Data items:
--------------------------------
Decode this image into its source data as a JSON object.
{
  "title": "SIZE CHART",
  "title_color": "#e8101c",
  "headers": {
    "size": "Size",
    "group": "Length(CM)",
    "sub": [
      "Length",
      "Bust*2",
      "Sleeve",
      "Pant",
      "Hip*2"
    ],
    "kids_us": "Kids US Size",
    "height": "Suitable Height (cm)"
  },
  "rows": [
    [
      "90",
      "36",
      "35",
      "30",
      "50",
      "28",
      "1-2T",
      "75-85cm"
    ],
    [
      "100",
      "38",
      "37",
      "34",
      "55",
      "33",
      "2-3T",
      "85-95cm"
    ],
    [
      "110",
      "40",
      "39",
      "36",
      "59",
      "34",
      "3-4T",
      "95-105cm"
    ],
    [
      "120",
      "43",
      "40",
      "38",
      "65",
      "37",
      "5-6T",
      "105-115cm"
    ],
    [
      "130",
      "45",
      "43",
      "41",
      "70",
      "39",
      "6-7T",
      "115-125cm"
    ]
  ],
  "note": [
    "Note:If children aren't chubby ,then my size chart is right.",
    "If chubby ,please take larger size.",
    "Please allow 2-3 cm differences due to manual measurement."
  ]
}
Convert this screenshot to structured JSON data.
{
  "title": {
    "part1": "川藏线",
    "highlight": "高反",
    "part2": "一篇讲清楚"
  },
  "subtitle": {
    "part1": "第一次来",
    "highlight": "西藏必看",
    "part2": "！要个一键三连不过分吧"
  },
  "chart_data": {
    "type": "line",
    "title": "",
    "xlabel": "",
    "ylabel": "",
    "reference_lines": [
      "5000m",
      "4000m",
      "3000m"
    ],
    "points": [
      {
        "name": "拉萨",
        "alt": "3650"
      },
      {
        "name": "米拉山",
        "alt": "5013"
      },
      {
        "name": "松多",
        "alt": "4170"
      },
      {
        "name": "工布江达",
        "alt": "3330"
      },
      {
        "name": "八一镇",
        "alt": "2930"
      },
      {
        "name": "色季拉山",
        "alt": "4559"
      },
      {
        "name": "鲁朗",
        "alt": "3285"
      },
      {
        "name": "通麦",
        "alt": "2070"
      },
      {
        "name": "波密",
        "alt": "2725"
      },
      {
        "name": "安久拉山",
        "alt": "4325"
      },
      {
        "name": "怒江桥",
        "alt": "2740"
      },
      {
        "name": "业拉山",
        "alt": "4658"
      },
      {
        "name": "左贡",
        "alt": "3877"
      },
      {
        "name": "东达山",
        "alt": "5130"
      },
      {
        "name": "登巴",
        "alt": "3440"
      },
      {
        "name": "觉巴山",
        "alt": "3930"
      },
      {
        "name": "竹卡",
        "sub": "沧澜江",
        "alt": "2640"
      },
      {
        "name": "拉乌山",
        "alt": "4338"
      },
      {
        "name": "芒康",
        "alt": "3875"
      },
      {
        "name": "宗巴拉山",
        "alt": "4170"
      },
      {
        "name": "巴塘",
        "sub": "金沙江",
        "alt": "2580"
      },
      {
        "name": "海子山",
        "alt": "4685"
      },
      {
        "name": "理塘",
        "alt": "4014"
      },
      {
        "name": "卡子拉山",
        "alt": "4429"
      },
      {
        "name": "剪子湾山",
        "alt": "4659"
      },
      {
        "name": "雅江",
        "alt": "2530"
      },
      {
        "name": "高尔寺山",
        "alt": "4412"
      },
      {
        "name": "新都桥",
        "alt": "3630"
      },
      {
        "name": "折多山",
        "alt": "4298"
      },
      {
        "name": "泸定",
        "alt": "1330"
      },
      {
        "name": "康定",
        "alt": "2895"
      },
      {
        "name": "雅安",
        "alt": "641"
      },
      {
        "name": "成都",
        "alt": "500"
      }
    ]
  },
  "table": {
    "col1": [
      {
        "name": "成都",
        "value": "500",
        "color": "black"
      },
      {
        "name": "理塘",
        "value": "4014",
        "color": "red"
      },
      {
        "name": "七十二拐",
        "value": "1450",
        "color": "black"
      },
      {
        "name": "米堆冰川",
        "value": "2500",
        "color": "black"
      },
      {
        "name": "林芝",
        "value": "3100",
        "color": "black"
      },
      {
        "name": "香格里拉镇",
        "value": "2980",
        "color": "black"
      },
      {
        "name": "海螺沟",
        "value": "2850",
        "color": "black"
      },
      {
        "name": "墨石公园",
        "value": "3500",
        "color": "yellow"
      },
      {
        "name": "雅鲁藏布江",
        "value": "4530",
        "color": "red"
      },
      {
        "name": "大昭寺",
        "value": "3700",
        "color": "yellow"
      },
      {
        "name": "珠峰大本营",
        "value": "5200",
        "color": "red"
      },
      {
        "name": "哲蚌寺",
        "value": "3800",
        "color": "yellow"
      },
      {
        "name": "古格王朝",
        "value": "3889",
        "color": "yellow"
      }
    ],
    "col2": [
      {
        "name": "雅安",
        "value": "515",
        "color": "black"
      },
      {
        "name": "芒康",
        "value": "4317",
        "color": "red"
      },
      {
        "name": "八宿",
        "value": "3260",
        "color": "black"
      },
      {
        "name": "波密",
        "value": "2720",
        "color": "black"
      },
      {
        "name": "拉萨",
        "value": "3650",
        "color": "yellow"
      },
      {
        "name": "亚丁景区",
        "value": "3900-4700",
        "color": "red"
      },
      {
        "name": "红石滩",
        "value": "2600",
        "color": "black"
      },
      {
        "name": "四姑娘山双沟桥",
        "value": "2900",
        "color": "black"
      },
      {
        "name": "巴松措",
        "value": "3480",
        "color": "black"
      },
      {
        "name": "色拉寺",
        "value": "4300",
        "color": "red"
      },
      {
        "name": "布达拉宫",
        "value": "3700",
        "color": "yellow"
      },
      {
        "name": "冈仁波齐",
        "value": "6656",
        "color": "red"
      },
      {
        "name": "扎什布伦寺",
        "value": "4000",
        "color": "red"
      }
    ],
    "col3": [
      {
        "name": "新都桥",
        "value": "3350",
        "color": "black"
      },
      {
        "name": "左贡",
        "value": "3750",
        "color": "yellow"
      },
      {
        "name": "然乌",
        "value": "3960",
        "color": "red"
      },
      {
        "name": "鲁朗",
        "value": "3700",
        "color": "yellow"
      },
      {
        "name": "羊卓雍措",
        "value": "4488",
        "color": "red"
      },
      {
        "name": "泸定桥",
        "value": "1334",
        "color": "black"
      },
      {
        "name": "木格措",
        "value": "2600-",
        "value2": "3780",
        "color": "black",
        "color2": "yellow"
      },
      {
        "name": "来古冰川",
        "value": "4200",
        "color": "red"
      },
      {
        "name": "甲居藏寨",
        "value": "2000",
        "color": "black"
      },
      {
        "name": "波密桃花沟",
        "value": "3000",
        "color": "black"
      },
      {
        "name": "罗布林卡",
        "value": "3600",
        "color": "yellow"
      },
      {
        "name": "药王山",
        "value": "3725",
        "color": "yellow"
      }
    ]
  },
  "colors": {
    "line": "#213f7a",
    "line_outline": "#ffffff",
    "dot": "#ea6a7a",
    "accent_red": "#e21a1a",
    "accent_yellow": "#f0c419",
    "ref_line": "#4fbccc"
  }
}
--------------------------------
WRITTEN EXERCISE: Your task is to repeat every entry exactly.

RESULT OF THIS TASK:
Decode this image into its source data as a JSON object.
{
  "title": "SIZE CHART",
  "title_color": "#e8101c",
  "headers": {
    "size": "Size",
    "group": "Length(CM)",
    "sub": [
      "Length",
      "Bust*2",
      "Sleeve",
      "Pant",
      "Hip*2"
    ],
    "kids_us": "Kids US Size",
    "height": "Suitable Height (cm)"
  },
  "rows": [
    [
      "90",
      "36",
      "35",
      "30",
      "50",
      "28",
      "1-2T",
      "75-85cm"
    ],
    [
      "100",
      "38",
      "37",
      "34",
      "55",
      "33",
      "2-3T",
      "85-95cm"
    ],
    [
      "110",
      "40",
      "39",
      "36",
      "59",
      "34",
      "3-4T",
      "95-105cm"
    ],
    [
      "120",
      "43",
      "40",
      "38",
      "65",
      "37",
      "5-6T",
      "105-115cm"
    ],
    [
      "130",
      "45",
      "43",
      "41",
      "70",
      "39",
      "6-7T",
      "115-125cm"
    ]
  ],
  "note": [
    "Note:If children aren't chubby ,then my size chart is right.",
    "If chubby ,please take larger size.",
    "Please allow 2-3 cm differences due to manual measurement."
  ]
}
Convert this screenshot to structured JSON data.
{
  "title": {
    "part1": "川藏线",
    "highlight": "高反",
    "part2": "一篇讲清楚"
  },
  "subtitle": {
    "part1": "第一次来",
    "highlight": "西藏必看",
    "part2": "！要个一键三连不过分吧"
  },
  "chart_data": {
    "type": "line",
    "title": "",
    "xlabel": "",
    "ylabel": "",
    "reference_lines": [
      "5000m",
      "4000m",
      "3000m"
    ],
    "points": [
      {
        "name": "拉萨",
        "alt": "3650"
      },
      {
        "name": "米拉山",
        "alt": "5013"
      },
      {
        "name": "松多",
        "alt": "4170"
      },
      {
        "name": "工布江达",
        "alt": "3330"
      },
      {
        "name": "八一镇",
        "alt": "2930"
      },
      {
        "name": "色季拉山",
        "alt": "4559"
      },
      {
        "name": "鲁朗",
        "alt": "3285"
      },
      {
        "name": "通麦",
        "alt": "2070"
      },
      {
        "name": "波密",
        "alt": "2725"
      },
      {
        "name": "安久拉山",
        "alt": "4325"
      },
      {
        "name": "怒江桥",
        "alt": "2740"
      },
      {
        "name": "业拉山",
        "alt": "4658"
      },
      {
        "name": "左贡",
        "alt": "3877"
      },
      {
        "name": "东达山",
        "alt": "5130"
      },
      {
        "name": "登巴",
        "alt": "3440"
      },
      {
        "name": "觉巴山",
        "alt": "3930"
      },
      {
        "name": "竹卡",
        "sub": "沧澜江",
        "alt": "2640"
      },
      {
        "name": "拉乌山",
        "alt": "4338"
      },
      {
        "name": "芒康",
        "alt": "3875"
      },
      {
        "name": "宗巴拉山",
        "alt": "4170"
      },
      {
        "name": "巴塘",
        "sub": "金沙江",
        "alt": "2580"
      },
      {
        "name": "海子山",
        "alt": "4685"
      },
      {
        "name": "理塘",
        "alt": "4014"
      },
      {
        "name": "卡子拉山",
        "alt": "4429"
      },
      {
        "name": "剪子湾山",
        "alt": "4659"
      },
      {
        "name": "雅江",
        "alt": "2530"
      },
      {
        "name": "高尔寺山",
        "alt": "4412"
      },
      {
        "name": "新都桥",
        "alt": "3630"
      },
      {
        "name": "折多山",
        "alt": "4298"
      },
      {
        "name": "泸定",
        "alt": "1330"
      },
      {
        "name": "康定",
        "alt": "2895"
      },
      {
        "name": "雅安",
        "alt": "641"
      },
      {
        "name": "成都",
        "alt": "500"
      }
    ]
  },
  "table": {
    "col1": [
      {
        "name": "成都",
        "value": "500",
        "color": "black"
      },
      {
        "name": "理塘",
        "value": "4014",
        "color": "red"
      },
      {
        "name": "七十二拐",
        "value": "1450",
        "color": "black"
      },
      {
        "name": "米堆冰川",
        "value": "2500",
        "color": "black"
      },
      {
        "name": "林芝",
        "value": "3100",
        "color": "black"
      },
      {
        "name": "香格里拉镇",
        "value": "2980",
        "color": "black"
      },
      {
        "name": "海螺沟",
        "value": "2850",
        "color": "black"
      },
      {
        "name": "墨石公园",
        "value": "3500",
        "color": "yellow"
      },
      {
        "name": "雅鲁藏布江",
        "value": "4530",
        "color": "red"
      },
      {
        "name": "大昭寺",
        "value": "3700",
        "color": "yellow"
      },
      {
        "name": "珠峰大本营",
        "value": "5200",
        "color": "red"
      },
      {
        "name": "哲蚌寺",
        "value": "3800",
        "color": "yellow"
      },
      {
        "name": "古格王朝",
        "value": "3889",
        "color": "yellow"
      }
    ],
    "col2": [
      {
        "name": "雅安",
        "value": "515",
        "color": "black"
      },
      {
        "name": "芒康",
        "value": "4317",
        "color": "red"
      },
      {
        "name": "八宿",
        "value": "3260",
        "color": "black"
      },
      {
        "name": "波密",
        "value": "2720",
        "color": "black"
      },
      {
        "name": "拉萨",
        "value": "3650",
        "color": "yellow"
      },
      {
        "name": "亚丁景区",
        "value": "3900-4700",
        "color": "red"
      },
      {
        "name": "红石滩",
        "value": "2600",
        "color": "black"
      },
      {
        "name": "四姑娘山双沟桥",
        "value": "2900",
        "color": "black"
      },
      {
        "name": "巴松措",
        "value": "3480",
        "color": "black"
      },
      {
        "name": "色拉寺",
        "value": "4300",
        "color": "red"
      },
      {
        "name": "布达拉宫",
        "value": "3700",
        "color": "yellow"
      },
      {
        "name": "冈仁波齐",
        "value": "6656",
        "color": "red"
      },
      {
        "name": "扎什布伦寺",
        "value": "4000",
        "color": "red"
      }
    ],
    "col3": [
      {
        "name": "新都桥",
        "value": "3350",
        "color": "black"
      },
      {
        "name": "左贡",
        "value": "3750",
        "color": "yellow"
      },
      {
        "name": "然乌",
        "value": "3960",
        "color": "red"
      },
      {
        "name": "鲁朗",
        "value": "3700",
        "color": "yellow"
      },
      {
        "name": "羊卓雍措",
        "value": "4488",
        "color": "red"
      },
      {
        "name": "泸定桥",
        "value": "1334",
        "color": "black"
      },
      {
        "name": "木格措",
        "value": "2600-",
        "value2": "3780",
        "color": "black",
        "color2": "yellow"
      },
      {
        "name": "来古冰川",
        "value": "4200",
        "color": "red"
      },
      {
        "name": "甲居藏寨",
        "value": "2000",
        "color": "black"
      },
      {
        "name": "波密桃花沟",
        "value": "3000",
        "color": "black"
      },
      {
        "name": "罗布林卡",
        "value": "3600",
        "color": "yellow"
      },
      {
        "name": "药王山",
        "value": "3725",
        "color": "yellow"
      }
    ]
  },
  "colors": {
    "line": "#213f7a",
    "line_outline": "#ffffff",
    "dot": "#ea6a7a",
    "accent_red": "#e21a1a",
    "accent_yellow": "#f0c419",
    "ref_line": "#4fbccc"
  }
}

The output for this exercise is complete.